_EXERCISE INPUT_
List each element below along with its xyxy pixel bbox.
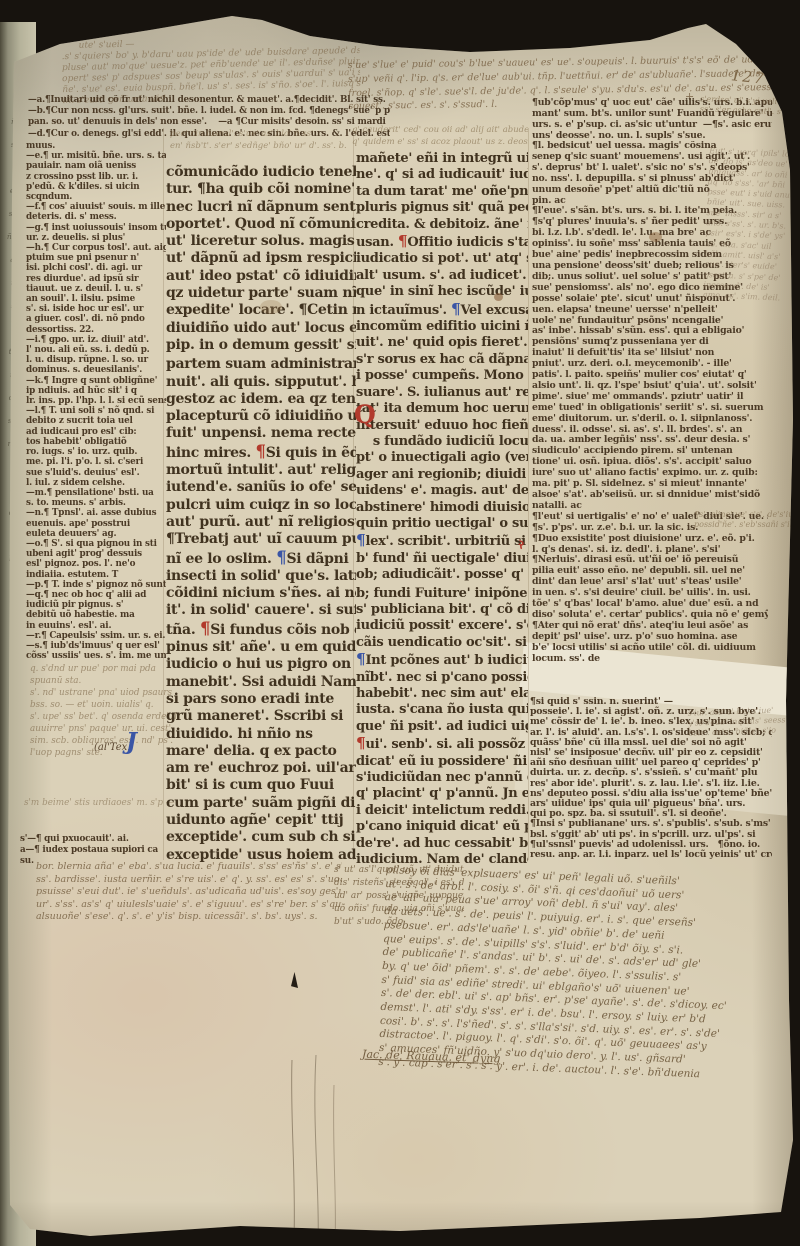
text-line: s fundãdo iudiciũ locus	[356, 434, 528, 450]
text-line: uidunto agñe' cepit' ttij	[166, 812, 356, 829]
text-line: iudiciũ pir pignus. s'	[26, 600, 166, 610]
text-line: b' fund' ñi uectigale' diuisum du	[356, 551, 528, 567]
red-pilcrow: ¶	[398, 232, 407, 250]
text-line: ¶Trebatj aut' uĩ cauum putãt'	[166, 531, 356, 548]
text-line: l' nou. ali eũ. ss. i. dedũ p.	[26, 345, 166, 355]
text-line: res diurdue'. ad ipsũ sir	[26, 274, 166, 284]
main-text-column-2: mañete' eñi in integrũ uis pignone'. q' …	[356, 151, 528, 868]
text-line: iusta. s'cana ño iusta quidẽ. s;	[356, 702, 528, 718]
text-line: am re' euchroz poi. uil'ar	[166, 760, 356, 777]
text-line: l. u. disup. rũpne. l. so. ur	[26, 355, 166, 365]
text-line: alt' usum. s'. ad iudicet'. q' sit'	[356, 268, 528, 284]
text-line: iutend'e. saniũs io ofe' se	[166, 479, 356, 496]
text-line: —q.¶ nec ob hoc q' alii ad	[26, 590, 166, 600]
text-line: a giuer. cosl'. di. nõ pndo	[26, 314, 166, 324]
blue-pilcrow: ¶	[356, 650, 365, 668]
text-line: isi. plchi cosl'. di. agi. ur	[26, 263, 166, 273]
text-line: indiaiia. estutem. T	[26, 570, 166, 580]
text-line: nuit'. ali quis. sipputut'. hi negoz	[166, 374, 356, 391]
text-line: de're'. ad huc cessabit' b'iudiciuz.	[356, 836, 528, 852]
text-line: p'edũ. & k'diles. si uicin	[26, 182, 166, 192]
text-line: tur. ¶ha quib cõi nomine' iõ fecit'.	[166, 181, 356, 198]
blue-initial-j: J	[126, 728, 137, 755]
text-line: —a.¶Inuitari uid cõ fr ut' nichil desone…	[28, 95, 390, 106]
text-line: exceptide'. cum sub ch si	[166, 829, 356, 846]
text-line: —l.¶ T. uni soli s' nõ qnd. si	[26, 406, 166, 416]
text-line: deteris. di. s' mess.	[26, 212, 166, 222]
text-line: i posse' cumpeñs. Mono p parte'	[356, 368, 528, 384]
text-line: mañete' eñi in integrũ uis pigno	[356, 151, 528, 167]
text-line: s' publiciana bit'. q' cõ diuiũdo	[356, 602, 528, 618]
parchment-nick	[291, 972, 298, 988]
text-line: a—¶ iudex postaua supiori ca	[20, 845, 180, 856]
text-line: mare' delia. q ex pacto	[166, 743, 356, 760]
text-line: pulcri uim cuiqz in so locũ	[166, 497, 356, 514]
text-line: tat' ita demum hoc uerum e'. si	[356, 401, 528, 417]
text-line: ro. iugs. s' io. urz. quib.	[26, 447, 166, 457]
text-line: b'e' locsi utilis' si acño utile' cõl. d…	[532, 643, 768, 654]
text-line: nĩbt'. nec si p'cano possideat' locus	[356, 670, 528, 686]
text-line: z crossino psst lib. ur. i.	[26, 172, 166, 182]
text-line: placepturũ cõ idiuidiño uidicius	[166, 408, 356, 425]
text-line: alsuuoñe' s'ese'. q'. s'. e' y'is' bisp.…	[36, 911, 342, 924]
text-line: —o.¶ S'. si qua pignou in sti	[26, 539, 166, 549]
text-line: ta dum tarat' me' oñe'pnet'. quãto	[356, 184, 528, 200]
text-line: s'iudiciũdan nec p'annũ quit'	[356, 770, 528, 786]
text-line: ¶ui'. senb'. si. ali possõz puocet'. al	[356, 735, 528, 753]
text-line: n ictauĩmus'. ¶Vel excusant'. cũ	[356, 301, 528, 319]
text-line: intersuit' eduuo hoc fieñ.	[356, 418, 528, 434]
text-line: ¶Duo exsistite' post diuisione' urz. e'.…	[532, 534, 768, 545]
text-line: b; fundi Fuiture' inipõne'. ¶& ĩ	[356, 584, 528, 602]
text-line: —p.¶ T. inde s' pignoz nõ sunt. ur.	[26, 580, 166, 590]
text-line: an souil'. l. ilsiu. psime	[26, 294, 166, 304]
text-line: cõss' ussiis' ues. s'. im. me unis'. ai.	[26, 651, 166, 661]
text-line: scqndum.	[26, 192, 166, 202]
text-line: uit'. ne' quid opis fieret'. hinuis	[356, 335, 528, 351]
text-line: —h.¶ Cur corpus tosl'. aut. aig	[26, 243, 166, 253]
text-line: dessortiss. 22.	[26, 325, 166, 335]
text-line: nĩ ee lo oslim. ¶Si dãpni	[166, 549, 356, 568]
stain-spot	[260, 300, 282, 314]
text-line: —e.¶ ur. misitũ. bñe. urs. s. ta.	[26, 151, 166, 161]
text-line: incomũm edifitio uicini ñi a	[356, 319, 528, 335]
text-line: me. pi. l'i. p'o. l. si. c'seri	[26, 457, 166, 467]
text-line: bit' si is cum quo Fuui	[166, 777, 356, 794]
text-line: tos habebit' obligatiõ	[26, 437, 166, 447]
text-line: euenuis. ape' posstrui	[26, 519, 166, 529]
text-line: abstinere' himodi diuisione'. Ai	[356, 500, 528, 516]
right-margin-note-4: s'iur. ass' s' b's' s'iue'y'ss'deue' inq…	[688, 705, 787, 738]
text-line: manebit'. Ssi aduidi Nam	[166, 674, 356, 691]
column-ruling-line	[528, 128, 529, 860]
red-pilcrow: ¶	[356, 734, 365, 752]
blue-pilcrow: ¶	[276, 547, 286, 567]
text-line: eme' diuitorum. ur. s'deril. o. l. siipn…	[532, 414, 768, 425]
text-line: resu. anp. ar. l.i. inparz. uel ls' locũ…	[530, 850, 772, 860]
text-line: cõmunicãdo iudicio tenebi	[166, 164, 356, 181]
photo-background: ñidss'lrñlesñs'brñue'als'tñesñribitue'ña…	[0, 0, 800, 1246]
text-line: —g.¶ inst uoiussouis' insom tur.	[26, 223, 166, 233]
text-line: habebit'. nec sim aut' elam q' i	[356, 686, 528, 702]
text-line: —k.¶ Ingre q sunt obligñne'	[26, 376, 166, 386]
right-margin-note-2: Eut' s' uerq' ipils' lopde' do is' as'de…	[703, 146, 796, 304]
text-line: pauiair. nam oiã ueniss	[26, 161, 166, 171]
text-line: aut' ideo pstat' cõ idiuidiño uiũdo.	[166, 268, 356, 285]
text-line: pan. so. ut' denuuis in dels' non esse'.…	[28, 117, 390, 128]
text-line: uen. elapsa' tneune' uersse' n'pelleit'	[532, 305, 768, 316]
text-line: pt' o inuectigali agio (vertigal'	[356, 450, 528, 466]
text-line: ut' liceretur solus. magis est' optz.	[166, 233, 356, 250]
manuscript-page: ute' s'ueil —.s' s'quiers' bo' y. b'daru…	[0, 0, 800, 1246]
text-line: nec lucri nĩ dãpnum sentire' ei	[166, 199, 356, 216]
text-line: locum. ss'. de	[532, 654, 768, 665]
ink-spot	[649, 232, 662, 242]
left-gloss-column: muus.—e.¶ ur. misitũ. bñe. urs. s. ta.pa…	[26, 141, 166, 661]
text-line: psuisse' s'eui dut'. ie' s'ueñduls'. as'…	[36, 886, 342, 899]
text-line: dicat' eũ iu possidere' ñi detere'	[356, 754, 528, 770]
red-initial-q: Q	[354, 400, 376, 429]
text-line: insecti in solid' que's. latro aut'	[166, 568, 356, 585]
text-line: muus.	[26, 141, 166, 151]
text-line: —s.¶ iub'ds'imuus' q uer esl'	[26, 641, 166, 651]
column2-cursive-header: q' cauderit' ced' cou oii ad' alij ait' …	[352, 124, 528, 148]
text-line: ¶lex'. scribit'. urbitriũ si regioni	[356, 532, 528, 550]
text-line: —r.¶ Capeulsis' ssim. ur. s. ei. mõiunt.	[26, 631, 166, 641]
text-line: iudicio o hui us pigro on	[166, 656, 356, 673]
text-line: ss'. bardisse'. iusta uerñir. e' s're ui…	[36, 874, 342, 887]
text-line: diuidiño uido aut' locus erit'. ut' ci	[166, 320, 356, 337]
text-line: —n.¶ Tpnsl'. ai. asse dubius	[26, 508, 166, 518]
text-line: cõidini nicium s'ñes. ai nexce'	[166, 585, 356, 602]
text-line: mortuũ intulit'. aut' religio	[166, 462, 356, 479]
text-line: ur. z. deuelis. si plus'	[26, 233, 166, 243]
text-line: ptuim sue pni psenur n'	[26, 253, 166, 263]
text-line: en' ñsb't'. s'er' s'edñge' bño' ur' d'. …	[170, 140, 352, 152]
text-line: qz uidetur parte' suam nĩ potuisse'	[166, 285, 356, 302]
text-line: debito z sucrit toia uel	[26, 416, 166, 426]
text-line: sue s'luid's. deuius' esl'.	[26, 468, 166, 478]
text-line: lr. ins. pp. l'hp. l. l. si ecũ sensir.	[26, 396, 166, 406]
text-line: uidens' e'. magis. aut' delet' iuder	[356, 483, 528, 499]
text-line: in euuins'. esl'. ai.	[26, 621, 166, 631]
text-line: s'r sorus ex hac cã dãpnat' suiss.	[356, 352, 528, 368]
text-line: debitũ uõ habestie. ma	[26, 610, 166, 620]
text-line: ager ani regionib; diuidi possit'	[356, 467, 528, 483]
text-line: partem suam administrare' ¶Si	[166, 354, 356, 373]
text-line: pip. in o demum gessit' sine' quo	[166, 337, 356, 354]
right-margin-note-1: s'erdse' ui' s'yi ueliup liass'. s'er as…	[700, 94, 795, 117]
bottom-annotation-left: bor. blernia aña' e' eba'. s'ua lucia. e…	[36, 861, 342, 924]
text-line: —i.¶ gpo. ur. iz. diuil' atd'.	[26, 335, 166, 345]
text-line: ¶Int pcõnes aut' b iudiciũ i ocum	[356, 651, 528, 669]
text-line: credita. & debitoiz. ãne' iubeat'	[356, 217, 528, 233]
text-line: uns' deosse'. no. un. l. supls' s'sue.	[532, 130, 772, 141]
text-line: s'. si. iside hoc ur esl'. ur	[26, 304, 166, 314]
text-line: q' cauderit' ced' cou oii ad' alij ait' …	[352, 124, 528, 136]
text-line: bor. blernia aña' e' eba'. s'ua lucia. e…	[36, 861, 342, 874]
text-line: s. to. meuns. s' arbis.	[26, 498, 166, 508]
text-line: aut' purũ. aut' nĩ religiosũ.	[166, 514, 356, 531]
column1-cursive-header: pee' cin iusnsl'. s'ue' as' blo' ñ ss'en…	[170, 128, 352, 152]
blue-pilcrow: ¶	[451, 300, 460, 318]
text-line: quin pritio uectigal' o suiter'.	[356, 516, 528, 532]
text-line: diuidido. hi nñio ns	[166, 726, 356, 743]
text-line: esl' pignoz. pos. l'. ne'o	[26, 559, 166, 569]
parchment-crease-lines	[282, 1055, 352, 1245]
text-line: it'. in solid' cauere'. si suffl ire'	[166, 602, 356, 619]
text-line: possid'ñe'. s'eb'ssañi s'il.	[694, 520, 796, 530]
right-margin-note-3: ¶s'. aline' ue' s's'. de's'iud'anis'poss…	[694, 510, 796, 530]
text-line: urs. s. e' p'sup. ci. as'sic ut'untur —¶…	[532, 119, 772, 130]
text-line: cãis uendicatio oc'sit'. si rñi iusta	[356, 635, 528, 651]
text-line: ob; adiudicãit'. posse' q' in duo	[356, 567, 528, 583]
text-line: i deicit' intelictum reddi. (q	[356, 803, 528, 819]
text-line: gestoz ac idem. ea qz tenetur. Si	[166, 391, 356, 408]
ink-spot	[494, 293, 503, 301]
text-line: tña. ¶Si fundus cõis nob e'. &	[166, 620, 356, 639]
text-line: pee' cin iusnsl'. s'ue' as' blo' ñ ss'	[170, 128, 352, 140]
text-line: tiauut. ue z. deuil. l. u. s'	[26, 284, 166, 294]
text-line: que' ñi psit'. ad iudici uigorem.	[356, 719, 528, 735]
text-line: oportet'. Quod nĩ cõmuni noie' fi	[166, 216, 356, 233]
text-line: q' placint' q' p'annũ. Jn eũ qui	[356, 786, 528, 802]
text-line: hinc mires. ¶Si quis in ẽdem	[166, 443, 356, 462]
text-line: grũ maneret'. Sscribi si	[166, 708, 356, 725]
text-line: pluris pignus sit' quã pecunia	[356, 200, 528, 216]
text-line: pinus sit' añe'. u em quid dnico	[166, 639, 356, 656]
text-line: ubeni agit' prog' dessuis	[26, 549, 166, 559]
text-line: —b.¶Cur non ncss. gl'urs. suit'. bñe. l.…	[28, 106, 390, 117]
text-line: —f.¶ cos' aiuuist' souis. m ille	[26, 202, 166, 212]
red-pilcrow: ¶	[256, 441, 266, 461]
text-line: p'cano iniquid dicat' eũ põssi	[356, 819, 528, 835]
al-tex-annotation: (al'Tex.	[94, 742, 130, 753]
text-line: suare'. S. iulianus aut' recte' no	[356, 385, 528, 401]
text-line: dominus. s. deuesilanis'.	[26, 365, 166, 375]
text-line: cum parte' suãm pigñi di	[166, 795, 356, 812]
text-line: euleta deuuers' ag.	[26, 529, 166, 539]
main-text-column-1: cõmunicãdo iudicio tenebitur. ¶ha quib c…	[166, 164, 356, 864]
text-line: ut' dãpnũ ad ipsm respiciat'. Shec	[166, 250, 356, 267]
text-line: ad iudicaui pro esl' cib:	[26, 427, 166, 437]
text-line: iudiciũ possit' excere'. s'cum b;ã nit'	[356, 618, 528, 634]
text-line: usan. ¶Offitio iudicis s'tal' ad	[356, 233, 528, 251]
text-line: ur'. s'ss'. as's' q' uiulesls'uaie' s'. …	[36, 899, 342, 912]
text-line: q' quidem e' ss' si acoz plaout' us z. d…	[352, 136, 528, 148]
text-line: iudicatio si pot'. ut' atq' siuudm.	[356, 251, 528, 267]
text-line: —m.¶ pensilatione' bsti. ua	[26, 488, 166, 498]
text-line: ¶s'. aline' ue' s's'. de's'iud'anis'	[694, 510, 796, 520]
text-line: l. iul. z sidem celshe.	[26, 478, 166, 488]
blue-pilcrow: ¶	[356, 531, 365, 549]
text-line: ip ndiuis. ad hũc sit' i q	[26, 386, 166, 396]
text-line: ne'. q' si ad iudicauit' iudex in. tã	[356, 167, 528, 183]
text-line: s'—¶ qui pxuocauit'. ai.	[20, 834, 180, 845]
text-line: si pars sono eradi inte	[166, 691, 356, 708]
folio-number: 127	[730, 66, 766, 88]
red-pilcrow: ¶	[200, 618, 210, 638]
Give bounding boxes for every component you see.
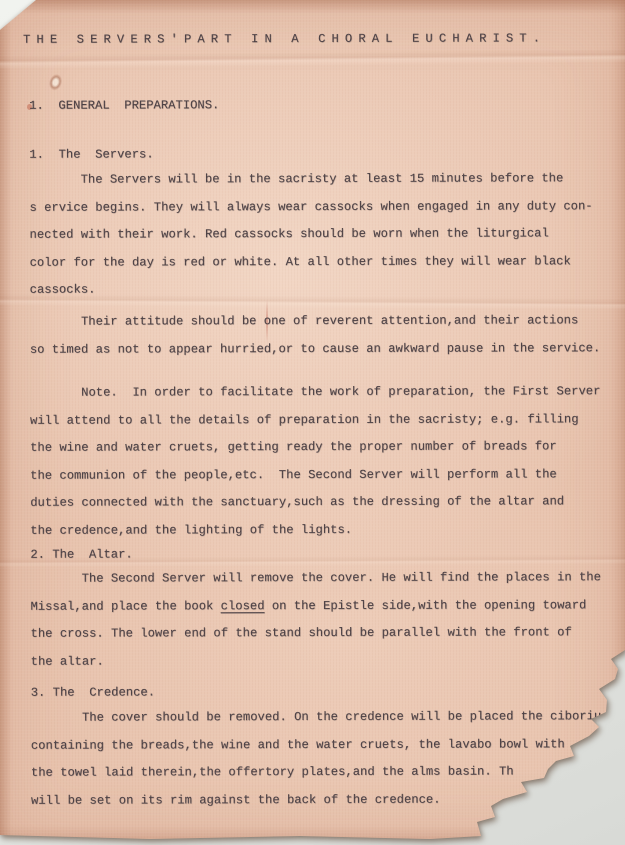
scanner-background: THE SERVERS'PART IN A CHORAL EUCHARIST. … — [0, 0, 625, 845]
text-line: color for the day is red or white. At al… — [30, 248, 593, 277]
text-line: containing the breads,the wine and the w… — [31, 731, 602, 760]
paragraph-note-preparation: Note. In order to facilitate the work of… — [30, 378, 601, 544]
heading-the-servers: 1. The Servers. — [29, 141, 153, 169]
text-line: s ervice begins. They will always wear c… — [29, 193, 592, 222]
text-line: Note. In order to facilitate the work of… — [30, 378, 601, 407]
paragraph-credence: The cover should be removed. On the cred… — [31, 703, 602, 814]
heading-the-credence: 3. The Credence. — [31, 679, 155, 707]
paragraph-servers-attitude: Their attitude should be one of reverent… — [30, 307, 601, 363]
document-title: THE SERVERS'PART IN A CHORAL EUCHARIST. — [23, 31, 546, 46]
text-line: cassocks. — [30, 275, 593, 304]
paragraph-altar: The Second Server will remove the cover.… — [30, 564, 601, 675]
text-line: Their attitude should be one of reverent… — [30, 307, 601, 336]
text-line: will be set on its rim against the back … — [31, 786, 602, 815]
paper-shadow: THE SERVERS'PART IN A CHORAL EUCHARIST. … — [0, 0, 625, 845]
text-line: will attend to all the details of prepar… — [30, 406, 601, 435]
text-line: the wine and water cruets, getting ready… — [30, 433, 601, 462]
text-line: nected with their work. Red cassocks sho… — [29, 220, 592, 249]
text-line: so timed as not to appear hurried,or to … — [30, 335, 601, 364]
text-line: the towel laid therein,the offertory pla… — [31, 758, 602, 787]
paragraph-servers-duties: The Servers will be in the sacristy at l… — [29, 165, 593, 304]
heading-general-preparations: 1. GENERAL PREPARATIONS. — [29, 92, 219, 120]
text-line: the altar. — [31, 647, 602, 676]
typewritten-text-layer: THE SERVERS'PART IN A CHORAL EUCHARIST. … — [0, 0, 625, 845]
text-line: the credence,and the lighting of the lig… — [30, 516, 601, 545]
text-line: The Servers will be in the sacristy at l… — [29, 165, 592, 194]
text-line: the communion of the people,etc. The Sec… — [30, 461, 601, 490]
text-line: Missal,and place the book closed on the … — [30, 592, 601, 621]
text-line: The Second Server will remove the cover.… — [30, 564, 601, 593]
underlined-word: closed — [221, 599, 265, 613]
document-page: THE SERVERS'PART IN A CHORAL EUCHARIST. … — [0, 0, 625, 845]
text-line: the cross. The lower end of the stand sh… — [31, 619, 602, 648]
text-line: The cover should be removed. On the cred… — [31, 703, 602, 732]
text-line: duties connected with the sanctuary,such… — [30, 488, 601, 517]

_PROBLEM_
Starting at the line that contains "text-line: s fundãdo" and ending at the line that contains "728, 137, 755]", arrange those lines of the data above as a JSON list of strings, one string per line, leaving out any blank lines.

_TASK RESPONSE_
[
  "text-line: s fundãdo iudiciũ locus\t[356, 434, 528, 450]",
  "text-line: uidunto agñe' cepit' ttij\t[166, 812, 356, 829]",
  "text-line: iudiciũ pir pignus. s'\t[26, 600, 166, 610]",
  "text-line: b' fund' ñi uectigale' diuisum du\t[356, 551, 528, 567]",
  "red-pilcrow: ¶\t[398, 232, 407, 250]",
  "text-line: ¶Trebatj aut' uĩ cauum putãt'\t[166, 531, 356, 548]",
  "text-line: l' nou. ali eũ. ss. i. dedũ p.\t[26, 345, 166, 355]",
  "text-line: res diurdue'. ad ipsũ sir\t[26, 274, 166, 284]",
  "main-text-column-2: mañete' eñi in integrũ uis pignone'. q' …\t[356, 151, 528, 868]",
  "text-line: iusta. s'cana ño iusta quidẽ. s;\t[356, 702, 528, 718]",
  "text-line: am re' euchroz poi. uil'ar\t[166, 760, 356, 777]",
  "text-line: l. u. disup. rũpne. l. so. ur\t[26, 355, 166, 365]",
  "text-line: alt' usum. s'. ad iudicet'. q' sit'\t[356, 268, 528, 284]",
  "text-line: iutend'e. saniũs io ofe' se\t[166, 479, 356, 496]",
  "text-line: —q.¶ nec ob hoc q' alii ad\t[26, 590, 166, 600]",
  "text-line: a giuer. cosl'. di. nõ pndo\t[26, 314, 166, 324]",
  "blue-pilcrow: ¶\t[356, 650, 365, 668]",
  "text-line: isi. plchi cosl'. di. agi. ur\t[26, 263, 166, 273]",
  "text-line: indiaiia. estutem. T\t[26, 570, 166, 580]",
  "text-line: nuit'. ali quis. sipputut'. hi negoz\t[166, 374, 356, 391]",
  "text-line: de're'. ad huc cessabit' b'iudiciuz.\t[356, 836, 528, 852]",
  "text-line: p'edũ. & k'diles. si uicin\t[26, 182, 166, 192]",
  "text-line: tur. ¶ha quib cõi nomine' iõ fecit'.\t[166, 181, 356, 198]",
  "blue-initial-j: J\t[126, 728, 137, 755]"
]